◆ Problem ◆
Every record must reappear in the answer exactly as given.

◆ Information provided ◆
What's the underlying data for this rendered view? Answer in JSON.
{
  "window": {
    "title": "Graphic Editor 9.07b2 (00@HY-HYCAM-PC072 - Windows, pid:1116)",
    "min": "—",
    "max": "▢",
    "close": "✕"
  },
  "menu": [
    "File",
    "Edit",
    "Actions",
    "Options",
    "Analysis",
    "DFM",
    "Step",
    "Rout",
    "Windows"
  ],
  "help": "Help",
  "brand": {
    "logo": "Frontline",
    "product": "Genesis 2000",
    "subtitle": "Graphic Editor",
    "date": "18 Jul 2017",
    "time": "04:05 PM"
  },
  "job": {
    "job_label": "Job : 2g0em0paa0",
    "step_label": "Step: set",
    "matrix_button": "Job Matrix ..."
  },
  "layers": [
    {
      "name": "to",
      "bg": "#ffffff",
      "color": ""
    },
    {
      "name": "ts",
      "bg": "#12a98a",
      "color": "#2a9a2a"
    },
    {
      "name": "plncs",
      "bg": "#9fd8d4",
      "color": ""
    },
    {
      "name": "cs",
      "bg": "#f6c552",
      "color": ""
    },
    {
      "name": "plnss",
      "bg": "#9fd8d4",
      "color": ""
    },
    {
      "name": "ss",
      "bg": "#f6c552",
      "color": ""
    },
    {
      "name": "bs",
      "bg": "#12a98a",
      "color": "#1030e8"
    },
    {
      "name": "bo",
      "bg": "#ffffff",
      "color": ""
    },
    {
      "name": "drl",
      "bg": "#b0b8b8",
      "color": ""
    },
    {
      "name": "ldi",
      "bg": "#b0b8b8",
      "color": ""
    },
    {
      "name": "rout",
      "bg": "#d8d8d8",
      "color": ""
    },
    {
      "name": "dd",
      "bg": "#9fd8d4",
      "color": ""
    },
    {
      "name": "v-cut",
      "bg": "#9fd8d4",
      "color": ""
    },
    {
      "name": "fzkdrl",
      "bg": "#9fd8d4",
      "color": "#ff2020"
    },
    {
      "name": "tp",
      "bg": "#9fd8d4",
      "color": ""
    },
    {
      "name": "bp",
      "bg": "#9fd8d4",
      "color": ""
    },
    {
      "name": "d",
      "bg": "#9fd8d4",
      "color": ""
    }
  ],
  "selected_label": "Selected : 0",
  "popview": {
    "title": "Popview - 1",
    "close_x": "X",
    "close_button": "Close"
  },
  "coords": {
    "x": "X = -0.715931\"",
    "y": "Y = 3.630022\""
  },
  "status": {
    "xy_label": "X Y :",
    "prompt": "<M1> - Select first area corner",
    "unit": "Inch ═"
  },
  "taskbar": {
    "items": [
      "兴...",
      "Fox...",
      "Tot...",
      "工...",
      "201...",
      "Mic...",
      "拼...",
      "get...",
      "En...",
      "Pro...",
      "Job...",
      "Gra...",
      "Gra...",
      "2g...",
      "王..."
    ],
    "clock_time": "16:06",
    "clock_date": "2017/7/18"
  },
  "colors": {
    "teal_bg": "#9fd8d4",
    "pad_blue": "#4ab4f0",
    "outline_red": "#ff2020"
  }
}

◆ Task response ◆
What's the underlying data for this rendered view? Answer in JSON.
{
  "window": {
    "title": "Graphic Editor 9.07b2 (00@HY-HYCAM-PC072 - Windows, pid:1116)",
    "min": "—",
    "max": "▢",
    "close": "✕"
  },
  "menu": [
    "File",
    "Edit",
    "Actions",
    "Options",
    "Analysis",
    "DFM",
    "Step",
    "Rout",
    "Windows"
  ],
  "help": "Help",
  "brand": {
    "logo": "Frontline",
    "product": "Genesis 2000",
    "subtitle": "Graphic Editor",
    "date": "18 Jul 2017",
    "time": "04:05 PM"
  },
  "job": {
    "job_label": "Job : 2g0em0paa0",
    "step_label": "Step: set",
    "matrix_button": "Job Matrix ..."
  },
  "layers": [
    {
      "name": "to",
      "bg": "#ffffff",
      "color": ""
    },
    {
      "name": "ts",
      "bg": "#12a98a",
      "color": "#2a9a2a"
    },
    {
      "name": "plncs",
      "bg": "#9fd8d4",
      "color": ""
    },
    {
      "name": "cs",
      "bg": "#f6c552",
      "color": ""
    },
    {
      "name": "plnss",
      "bg": "#9fd8d4",
      "color": ""
    },
    {
      "name": "ss",
      "bg": "#f6c552",
      "color": ""
    },
    {
      "name": "bs",
      "bg": "#12a98a",
      "color": "#1030e8"
    },
    {
      "name": "bo",
      "bg": "#ffffff",
      "color": ""
    },
    {
      "name": "drl",
      "bg": "#b0b8b8",
      "color": ""
    },
    {
      "name": "ldi",
      "bg": "#b0b8b8",
      "color": ""
    },
    {
      "name": "rout",
      "bg": "#d8d8d8",
      "color": ""
    },
    {
      "name": "dd",
      "bg": "#9fd8d4",
      "color": ""
    },
    {
      "name": "v-cut",
      "bg": "#9fd8d4",
      "color": ""
    },
    {
      "name": "fzkdrl",
      "bg": "#9fd8d4",
      "color": "#ff2020"
    },
    {
      "name": "tp",
      "bg": "#9fd8d4",
      "color": ""
    },
    {
      "name": "bp",
      "bg": "#9fd8d4",
      "color": ""
    },
    {
      "name": "d",
      "bg": "#9fd8d4",
      "color": ""
    }
  ],
  "selected_label": "Selected : 0",
  "popview": {
    "title": "Popview - 1",
    "close_x": "X",
    "close_button": "Close"
  },
  "coords": {
    "x": "X = -0.715931\"",
    "y": "Y = 3.630022\""
  },
  "status": {
    "xy_label": "X Y :",
    "prompt": "<M1> - Select first area corner",
    "unit": "Inch ═"
  },
  "taskbar": {
    "items": [
      "兴...",
      "Fox...",
      "Tot...",
      "工...",
      "201...",
      "Mic...",
      "拼...",
      "get...",
      "En...",
      "Pro...",
      "Job...",
      "Gra...",
      "Gra...",
      "2g...",
      "王..."
    ],
    "clock_time": "16:06",
    "clock_date": "2017/7/18"
  },
  "colors": {
    "teal_bg": "#9fd8d4",
    "pad_blue": "#4ab4f0",
    "outline_red": "#ff2020"
  }
}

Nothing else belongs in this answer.